■ **Work instructions**: Leave the pictures out and print every record below exactly as it stands.
*** Data for processing ***
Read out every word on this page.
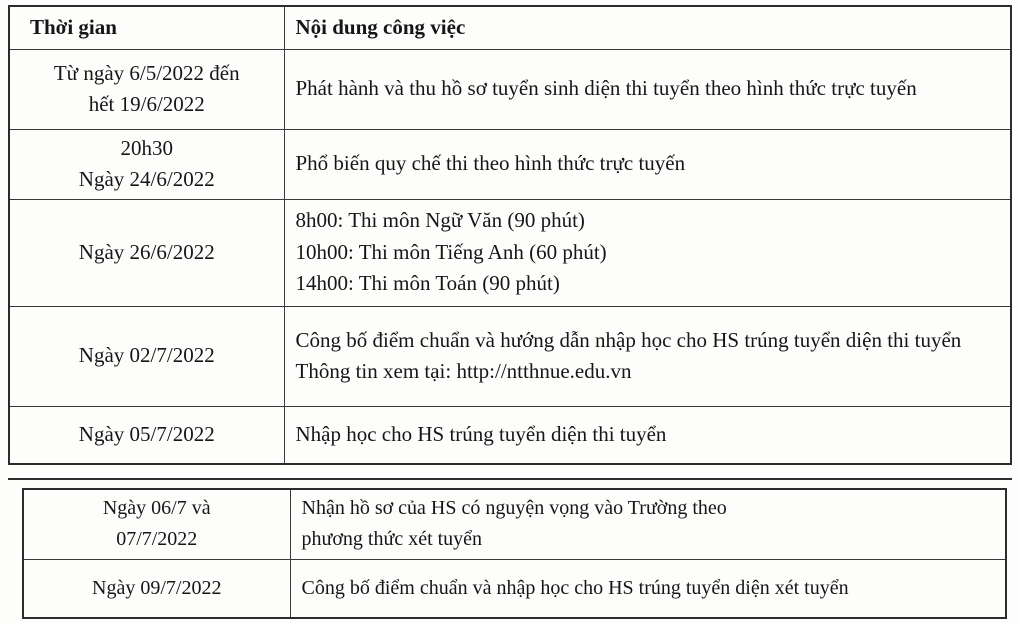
Thời gian	Nội dung công việc

Từ ngày 6/5/2022 đến
hết 19/6/2022	Phát hành và thu hồ sơ tuyển sinh diện thi tuyển theo hình thức trực tuyến

20h30
Ngày 24/6/2022	Phổ biến quy chế thi theo hình thức trực tuyến

Ngày 26/6/2022	8h00: Thi môn Ngữ Văn (90 phút)
10h00: Thi môn Tiếng Anh (60 phút)
14h00: Thi môn Toán (90 phút)

Ngày 02/7/2022	Công bố điểm chuẩn và hướng dẫn nhập học cho HS trúng tuyển diện thi tuyển
Thông tin xem tại: http://ntthnue.edu.vn

Ngày 05/7/2022	Nhập học cho HS trúng tuyển diện thi tuyển
Ngày 06/7 và
07/7/2022	Nhận hồ sơ của HS có nguyện vọng vào Trường theo
phương thức xét tuyển

Ngày 09/7/2022	Công bố điểm chuẩn và nhập học cho HS trúng tuyển diện xét tuyển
***
■ **Result of the task**:
Read out every word on this page.
Thời gian	Nội dung công việc

Từ ngày 6/5/2022 đến
hết 19/6/2022	Phát hành và thu hồ sơ tuyển sinh diện thi tuyển theo hình thức trực tuyến

20h30
Ngày 24/6/2022	Phổ biến quy chế thi theo hình thức trực tuyến

Ngày 26/6/2022	8h00: Thi môn Ngữ Văn (90 phút)
10h00: Thi môn Tiếng Anh (60 phút)
14h00: Thi môn Toán (90 phút)

Ngày 02/7/2022	Công bố điểm chuẩn và hướng dẫn nhập học cho HS trúng tuyển diện thi tuyển
Thông tin xem tại: http://ntthnue.edu.vn

Ngày 05/7/2022	Nhập học cho HS trúng tuyển diện thi tuyển
Ngày 06/7 và
07/7/2022	Nhận hồ sơ của HS có nguyện vọng vào Trường theo
phương thức xét tuyển

Ngày 09/7/2022	Công bố điểm chuẩn và nhập học cho HS trúng tuyển diện xét tuyển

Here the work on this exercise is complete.